** RECORDS SHOWN **
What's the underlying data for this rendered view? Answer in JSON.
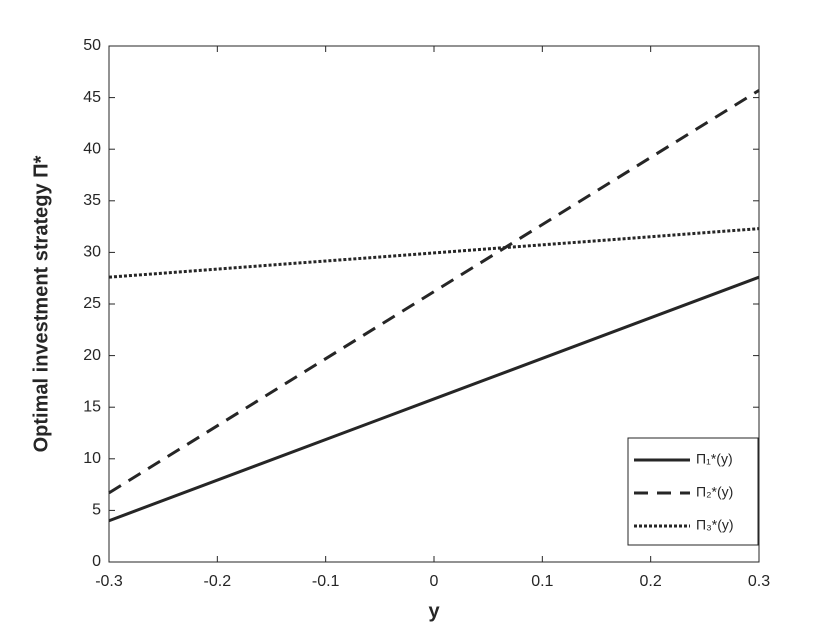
{
  "chart_data": {
    "type": "line",
    "xlabel": "y",
    "ylabel": "Optimal investment strategy Π*",
    "x": [
      -0.3,
      0,
      0.3
    ],
    "xlim": [
      -0.3,
      0.3
    ],
    "xticks": [
      -0.3,
      -0.2,
      -0.1,
      0,
      0.1,
      0.2,
      0.3
    ],
    "ylim": [
      0,
      50
    ],
    "yticks": [
      0,
      5,
      10,
      15,
      20,
      25,
      30,
      35,
      40,
      45,
      50
    ],
    "grid": false,
    "legend": "lower right",
    "series": [
      {
        "name": "Π₁*(y)",
        "color": "#262626",
        "dash": "solid",
        "values": [
          4,
          15.8,
          27.6
        ]
      },
      {
        "name": "Π₂*(y)",
        "color": "#262626",
        "dash": "dashed",
        "values": [
          6.7,
          26.2,
          45.7
        ]
      },
      {
        "name": "Π₃*(y)",
        "color": "#262626",
        "dash": "dotted",
        "values": [
          27.6,
          29.95,
          32.3
        ]
      }
    ]
  }
}
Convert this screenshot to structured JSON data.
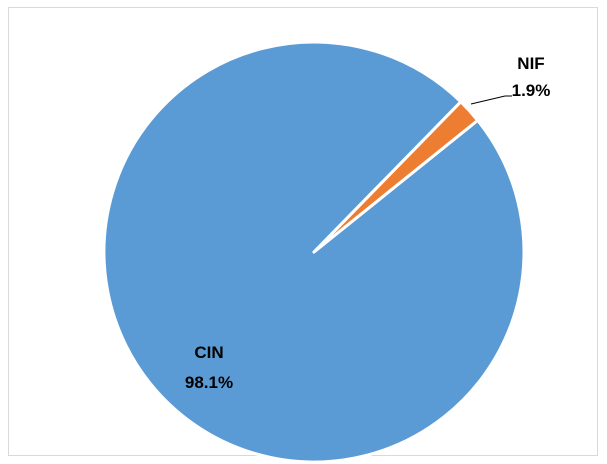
{
  "chart_data": {
    "type": "pie",
    "slices": [
      {
        "name": "CIN",
        "value": 98.1,
        "label": "98.1%",
        "color": "#5b9bd5"
      },
      {
        "name": "NIF",
        "value": 1.9,
        "label": "1.9%",
        "color": "#ed7d31"
      }
    ],
    "legend": "none",
    "data_labels": "category-and-percent"
  }
}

** TO BE DONE **
From the data above, copy each line that has the string "JSON".

** RESULT BELOW **
What's the underlying data for this rendered view? Answer in JSON.
Convert this screenshot to structured JSON data.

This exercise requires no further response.